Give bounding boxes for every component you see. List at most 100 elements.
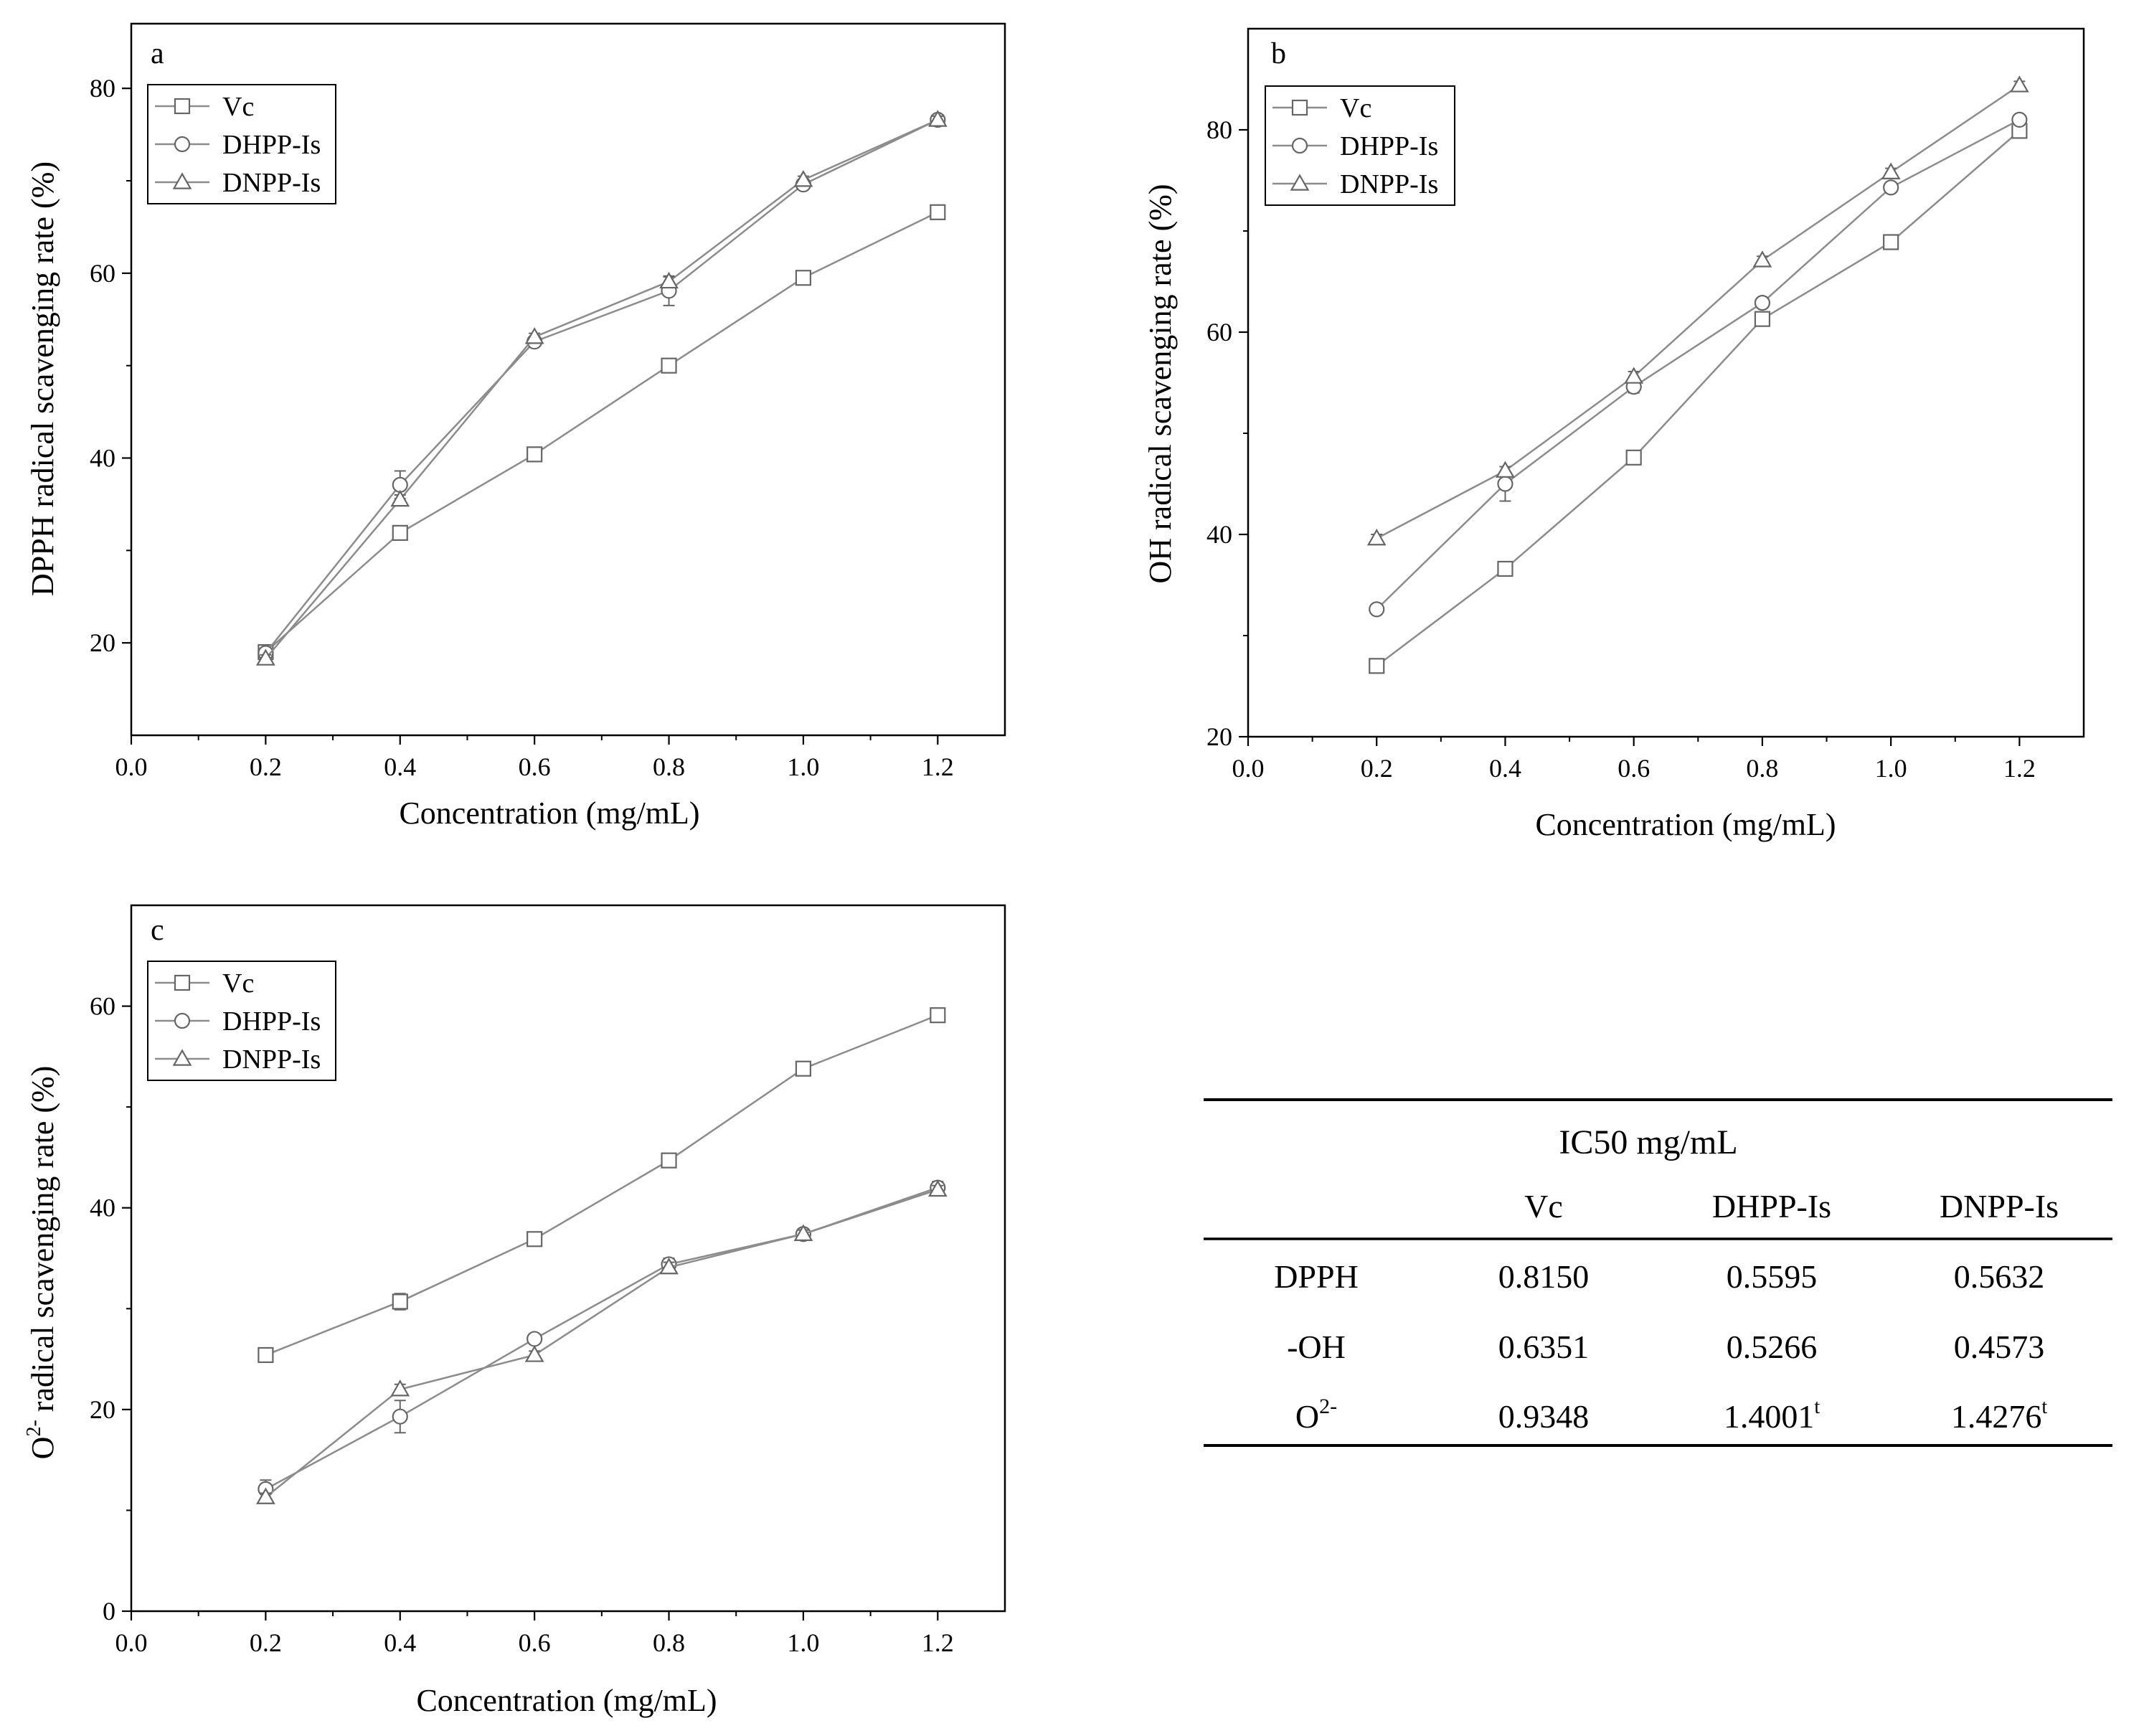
data-point-vc [1625, 449, 1642, 466]
data-point-vc [258, 1346, 274, 1364]
legend-entry-dhpp-is: DHPP-Is [1272, 131, 1438, 161]
data-point-dnpp-is [255, 648, 275, 666]
table-column-header: Vc [1524, 1188, 1563, 1225]
data-point-dnpp-is [1752, 250, 1772, 268]
data-point-vc [930, 204, 946, 220]
data-point-dnpp-is [659, 1257, 679, 1275]
cell-superscript: t [1814, 1396, 1820, 1418]
data-point-vc [526, 1231, 543, 1247]
data-point-dnpp-is [1881, 162, 1901, 179]
series-line-dnpp-is [265, 1189, 938, 1499]
table-header-row: Vc DHPP-Is DNPP-Is [1524, 1188, 2059, 1225]
data-point-vc [795, 1060, 812, 1077]
legend-entries: Vc DHPP-Is DNPP-Is [155, 92, 321, 198]
x-tick-label: 0.6 [519, 753, 551, 781]
data-point-vc [661, 357, 677, 374]
y-axis-title: OH radical scavenging rate (%) [1143, 184, 1178, 583]
legend-entry-dhpp-is: DHPP-Is [155, 1006, 321, 1037]
data-point-vc [1497, 560, 1513, 577]
series-layer [1366, 75, 2029, 674]
data-point-dnpp-is [524, 327, 544, 344]
legend-entry-dnpp-is: DNPP-Is [155, 1044, 321, 1075]
x-tick-label: 1.2 [2003, 754, 2036, 783]
legend-label: DHPP-Is [222, 1006, 321, 1037]
legend-entry-vc: Vc [1272, 93, 1371, 123]
legend-label: DNPP-Is [222, 168, 321, 198]
table-body: DPPH 0.8150 0.5595 0.5632 -OH 0.6351 0.5266 0.4… [1274, 1258, 2047, 1435]
legend-entry-dnpp-is: DNPP-Is [155, 168, 321, 198]
plot-frame [130, 904, 1006, 1613]
data-point-dnpp-is [793, 170, 813, 187]
series-dhpp-is [258, 1179, 946, 1499]
series-dhpp-is [258, 111, 946, 661]
table-column-header: DHPP-Is [1712, 1188, 1831, 1225]
table-row-label: DPPH [1274, 1258, 1359, 1295]
cell-value: 1.4001 [1724, 1398, 1815, 1435]
legend-label: Vc [1340, 93, 1371, 123]
x-tick-label: 0.8 [653, 753, 685, 781]
table-cell: 0.8150 [1498, 1258, 1590, 1295]
y-tick-label: 60 [90, 259, 115, 288]
y-tick-label: 20 [90, 628, 115, 657]
x-tick-label: 1.0 [787, 753, 819, 781]
y-title-main: O [25, 1437, 60, 1460]
y-axis: 20 40 60 80 [90, 74, 131, 657]
row-label-text: O [1295, 1398, 1319, 1435]
legend-entry-vc: Vc [155, 92, 254, 122]
data-point-vc [526, 446, 543, 463]
data-point-vc [930, 1007, 946, 1024]
legend-label: DNPP-Is [1340, 169, 1438, 199]
table-cell: 0.5266 [1727, 1329, 1818, 1365]
y-tick-label: 60 [90, 992, 115, 1021]
legend-entries: Vc DHPP-Is DNPP-Is [155, 968, 321, 1075]
x-axis-title: Concentration (mg/mL) [416, 1683, 717, 1718]
legend-entry-dhpp-is: DHPP-Is [155, 130, 321, 160]
legend-entries: Vc DHPP-Is DNPP-Is [1272, 93, 1438, 199]
data-point-dnpp-is [927, 110, 948, 127]
cell-value: 0.5632 [1954, 1258, 2045, 1295]
y-axis: 20 40 60 80 [1206, 115, 1248, 751]
data-point-vc [1754, 311, 1771, 327]
y-tick-label: 20 [1206, 722, 1232, 751]
y-title-superscript: 2- [23, 1420, 45, 1436]
y-tick-label: 80 [1206, 115, 1232, 144]
series-line-dhpp-is [265, 1187, 938, 1491]
legend-entry-vc: Vc [155, 968, 254, 999]
table-cell: 0.4573 [1954, 1329, 2045, 1365]
data-point-dnpp-is [927, 1179, 948, 1197]
legend-marker [172, 172, 192, 189]
table-row-label: O2- [1295, 1395, 1337, 1435]
series-dnpp-is [255, 110, 948, 666]
cell-value: 1.4276 [1951, 1398, 2042, 1435]
table-row-label: -OH [1287, 1329, 1346, 1365]
data-point-dnpp-is [2009, 75, 2029, 93]
data-point-dhpp-is [1369, 601, 1385, 618]
x-tick-label: 0.6 [1618, 754, 1650, 783]
y-title-rest: radical scavenging rate (%) [25, 1066, 60, 1420]
chart-panel-c: c 0.0 0.2 0.4 0.6 0.8 1.0 1.2 0 20 40 60 Vc DHPP-I… [23, 904, 1006, 1718]
data-point-dnpp-is [1366, 528, 1387, 546]
table-column-header: DNPP-Is [1940, 1188, 2059, 1225]
series-line-vc [265, 211, 938, 653]
data-point-vc [1883, 234, 1899, 250]
x-tick-label: 0.0 [1232, 754, 1265, 783]
series-line-dnpp-is [265, 118, 938, 659]
x-tick-label: 1.0 [1875, 754, 1907, 783]
data-point-dhpp-is [1883, 179, 1899, 196]
table-row: O2- 0.9348 1.4001t 1.4276t [1295, 1395, 2047, 1435]
cell-value: 0.6351 [1498, 1329, 1590, 1365]
chart-panel-b: b 0.0 0.2 0.4 0.6 0.8 1.0 1.2 20 40 60 80 Vc DHPP-… [1143, 27, 2085, 842]
data-point-dnpp-is [1624, 367, 1644, 384]
x-tick-label: 0.2 [1361, 754, 1393, 783]
x-tick-label: 0.2 [250, 753, 282, 781]
table-cell: 0.6351 [1498, 1329, 1590, 1365]
data-point-vc [392, 524, 408, 541]
x-axis: 0.0 0.2 0.4 0.6 0.8 1.0 1.2 [115, 735, 954, 781]
legend-entry-dnpp-is: DNPP-Is [1272, 169, 1438, 199]
y-tick-label: 20 [90, 1395, 115, 1424]
row-label-text: -OH [1287, 1329, 1346, 1365]
series-line-vc [1376, 130, 2021, 667]
legend: Vc DHPP-Is DNPP-Is [147, 961, 336, 1081]
legend-marker [1290, 174, 1310, 191]
data-point-dnpp-is [390, 489, 410, 507]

§

OBJECTIVE:
Filter the items above down to only the lines that contain the word "radical", and copy each of those lines in full.

COMPLETE OUTPUT:
y-axis-title: OH radical scavenging rate (%) [1143, 184, 1178, 583]
y-title-rest: radical scavenging rate (%) [25, 1066, 60, 1420]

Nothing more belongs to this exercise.